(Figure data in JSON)
######

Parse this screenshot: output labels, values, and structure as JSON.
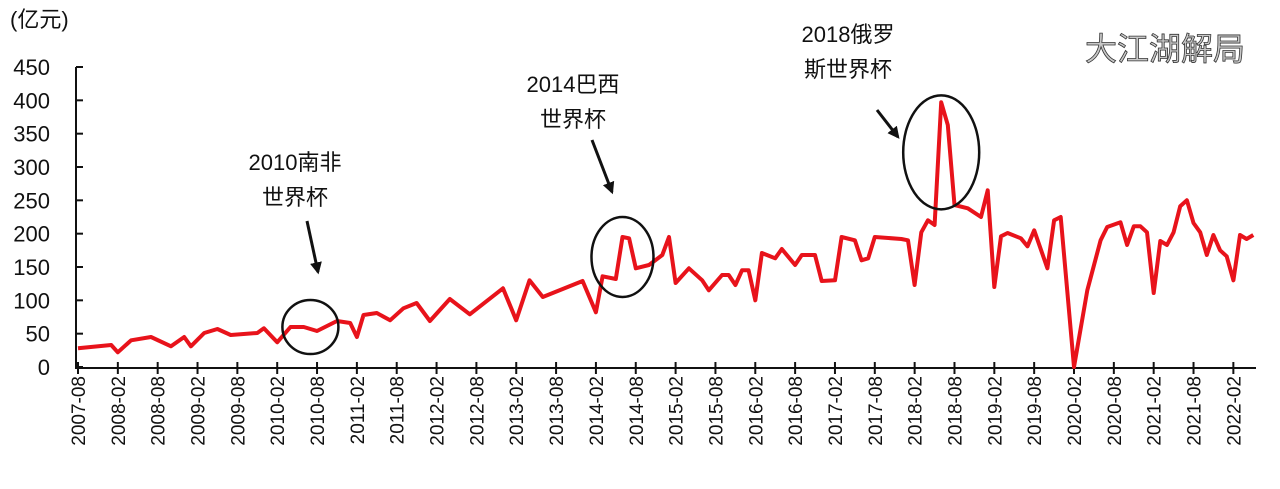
{
  "chart_data": {
    "type": "line",
    "title": "",
    "ylabel": "(亿元)",
    "xlabel": "",
    "ylim": [
      0,
      450
    ],
    "yticks": [
      "0",
      "50",
      "100",
      "150",
      "200",
      "250",
      "300",
      "350",
      "400",
      "450"
    ],
    "xticks": [
      "2007-08",
      "2008-02",
      "2008-08",
      "2009-02",
      "2009-08",
      "2010-02",
      "2010-08",
      "2011-02",
      "2011-08",
      "2012-02",
      "2012-08",
      "2013-02",
      "2013-08",
      "2014-02",
      "2014-08",
      "2015-02",
      "2015-08",
      "2016-02",
      "2016-08",
      "2017-02",
      "2017-08",
      "2018-02",
      "2018-08",
      "2019-02",
      "2019-08",
      "2020-02",
      "2020-08",
      "2021-02",
      "2021-08",
      "2022-02"
    ],
    "grid": false,
    "legend": "none",
    "line_color": "#e8131b",
    "points": [
      [
        "2007-08",
        28
      ],
      [
        "2008-01",
        33
      ],
      [
        "2008-02",
        22
      ],
      [
        "2008-04",
        40
      ],
      [
        "2008-07",
        45
      ],
      [
        "2008-10",
        31
      ],
      [
        "2008-12",
        45
      ],
      [
        "2009-01",
        31
      ],
      [
        "2009-03",
        51
      ],
      [
        "2009-05",
        57
      ],
      [
        "2009-07",
        48
      ],
      [
        "2009-11",
        51
      ],
      [
        "2009-12",
        58
      ],
      [
        "2010-02",
        37
      ],
      [
        "2010-04",
        60
      ],
      [
        "2010-06",
        60
      ],
      [
        "2010-08",
        54
      ],
      [
        "2010-11",
        69
      ],
      [
        "2011-01",
        66
      ],
      [
        "2011-02",
        45
      ],
      [
        "2011-03",
        78
      ],
      [
        "2011-05",
        81
      ],
      [
        "2011-07",
        70
      ],
      [
        "2011-09",
        88
      ],
      [
        "2011-11",
        96
      ],
      [
        "2012-01",
        69
      ],
      [
        "2012-04",
        102
      ],
      [
        "2012-07",
        79
      ],
      [
        "2012-12",
        118
      ],
      [
        "2013-02",
        70
      ],
      [
        "2013-04",
        130
      ],
      [
        "2013-06",
        105
      ],
      [
        "2013-12",
        129
      ],
      [
        "2014-02",
        82
      ],
      [
        "2014-03",
        136
      ],
      [
        "2014-05",
        132
      ],
      [
        "2014-06",
        195
      ],
      [
        "2014-07",
        193
      ],
      [
        "2014-08",
        148
      ],
      [
        "2014-10",
        153
      ],
      [
        "2014-12",
        168
      ],
      [
        "2015-01",
        195
      ],
      [
        "2015-02",
        126
      ],
      [
        "2015-04",
        148
      ],
      [
        "2015-06",
        130
      ],
      [
        "2015-07",
        115
      ],
      [
        "2015-09",
        138
      ],
      [
        "2015-10",
        138
      ],
      [
        "2015-11",
        123
      ],
      [
        "2015-12",
        145
      ],
      [
        "2016-01",
        145
      ],
      [
        "2016-02",
        100
      ],
      [
        "2016-03",
        171
      ],
      [
        "2016-05",
        163
      ],
      [
        "2016-06",
        177
      ],
      [
        "2016-08",
        153
      ],
      [
        "2016-09",
        168
      ],
      [
        "2016-11",
        168
      ],
      [
        "2016-12",
        129
      ],
      [
        "2017-02",
        130
      ],
      [
        "2017-03",
        195
      ],
      [
        "2017-05",
        190
      ],
      [
        "2017-06",
        160
      ],
      [
        "2017-07",
        163
      ],
      [
        "2017-08",
        195
      ],
      [
        "2017-12",
        192
      ],
      [
        "2018-01",
        190
      ],
      [
        "2018-02",
        123
      ],
      [
        "2018-03",
        202
      ],
      [
        "2018-04",
        220
      ],
      [
        "2018-05",
        213
      ],
      [
        "2018-06",
        397
      ],
      [
        "2018-07",
        363
      ],
      [
        "2018-08",
        243
      ],
      [
        "2018-10",
        238
      ],
      [
        "2018-12",
        225
      ],
      [
        "2019-01",
        265
      ],
      [
        "2019-02",
        120
      ],
      [
        "2019-03",
        196
      ],
      [
        "2019-04",
        201
      ],
      [
        "2019-06",
        193
      ],
      [
        "2019-07",
        181
      ],
      [
        "2019-08",
        205
      ],
      [
        "2019-10",
        148
      ],
      [
        "2019-11",
        220
      ],
      [
        "2019-12",
        225
      ],
      [
        "2020-02",
        0
      ],
      [
        "2020-04",
        115
      ],
      [
        "2020-06",
        190
      ],
      [
        "2020-07",
        210
      ],
      [
        "2020-09",
        217
      ],
      [
        "2020-10",
        183
      ],
      [
        "2020-11",
        211
      ],
      [
        "2020-12",
        211
      ],
      [
        "2021-01",
        202
      ],
      [
        "2021-02",
        111
      ],
      [
        "2021-03",
        189
      ],
      [
        "2021-04",
        183
      ],
      [
        "2021-05",
        202
      ],
      [
        "2021-06",
        241
      ],
      [
        "2021-07",
        250
      ],
      [
        "2021-08",
        216
      ],
      [
        "2021-09",
        202
      ],
      [
        "2021-10",
        168
      ],
      [
        "2021-11",
        198
      ],
      [
        "2021-12",
        175
      ],
      [
        "2022-01",
        166
      ],
      [
        "2022-02",
        130
      ],
      [
        "2022-03",
        198
      ],
      [
        "2022-04",
        192
      ],
      [
        "2022-05",
        198
      ]
    ],
    "annotations": [
      {
        "lines": [
          "2010南非",
          "世界杯"
        ],
        "date": "2010-07",
        "value": 60
      },
      {
        "lines": [
          "2014巴西",
          "世界杯"
        ],
        "date": "2014-06",
        "value": 165
      },
      {
        "lines": [
          "2018俄罗",
          "斯世界杯"
        ],
        "date": "2018-06",
        "value": 322
      }
    ]
  },
  "watermark": "大江湖解局"
}
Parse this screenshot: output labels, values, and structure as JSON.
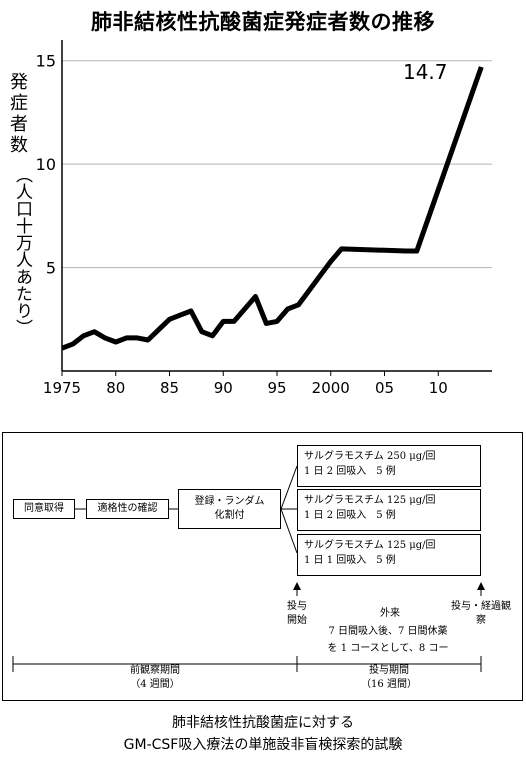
{
  "chart_data": {
    "type": "line",
    "title": "肺非結核性抗酸菌症発症者数の推移",
    "ylabel_main": "発症者数",
    "ylabel_unit": "（人口十万人あたり）",
    "xlabel": "",
    "ylim": [
      0,
      16
    ],
    "xlim": [
      1975,
      2015
    ],
    "grid": "horizontal",
    "y_ticks": [
      5,
      10,
      15
    ],
    "y_tick_labels": [
      "5",
      "10",
      "15"
    ],
    "x_ticks": [
      1975,
      1980,
      1985,
      1990,
      1995,
      2000,
      2005,
      2010
    ],
    "x_tick_labels": [
      "1975",
      "80",
      "85",
      "90",
      "95",
      "2000",
      "05",
      "10"
    ],
    "annotation": "14.7",
    "color": "#000000",
    "x": [
      1975,
      1976,
      1977,
      1978,
      1979,
      1980,
      1981,
      1982,
      1983,
      1984,
      1985,
      1986,
      1987,
      1988,
      1989,
      1990,
      1991,
      1992,
      1993,
      1994,
      1995,
      1996,
      1997,
      1998,
      1999,
      2000,
      2001,
      2007,
      2008,
      2014
    ],
    "y": [
      1.1,
      1.3,
      1.7,
      1.9,
      1.6,
      1.4,
      1.6,
      1.6,
      1.5,
      2.0,
      2.5,
      2.7,
      2.9,
      1.9,
      1.7,
      2.4,
      2.4,
      3.0,
      3.6,
      2.3,
      2.4,
      3.0,
      3.2,
      3.9,
      4.6,
      5.3,
      5.9,
      5.8,
      5.8,
      14.7
    ]
  },
  "diagram": {
    "consent": "同意取得",
    "eligibility": "適格性の確認",
    "register_line1": "登録・ランダム",
    "register_line2": "化割付",
    "arms": [
      {
        "line1": "サルグラモスチム 250 μg/回",
        "line2": "1 日 2 回吸入　5 例"
      },
      {
        "line1": "サルグラモスチム 125 μg/回",
        "line2": "1 日 2 回吸入　5 例"
      },
      {
        "line1": "サルグラモスチム 125 μg/回",
        "line2": "1 日 1 回吸入　5 例"
      }
    ],
    "start_line1": "投与",
    "start_line2": "開始",
    "outpatient": "外来",
    "end_line1": "投与・経過観",
    "end_line2": "察",
    "schedule_line1": "7 日間吸入後、7 日間休薬",
    "schedule_line2": "を 1 コースとして、8 コー",
    "pre_period": "前観察期間",
    "pre_weeks": "（4 週間）",
    "dosing_period": "投与期間",
    "dosing_weeks": "（16 週間）"
  },
  "caption": {
    "line1": "肺非結核性抗酸菌症に対する",
    "line2": "GM-CSF吸入療法の単施設非盲検探索的試験"
  }
}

######

§ The exercise
Go through the entries above and copy every line containing "date".

§ Answer for this exercise
        "date": "2010-07",
        "date": "2014-06",
        "date": "2018-06",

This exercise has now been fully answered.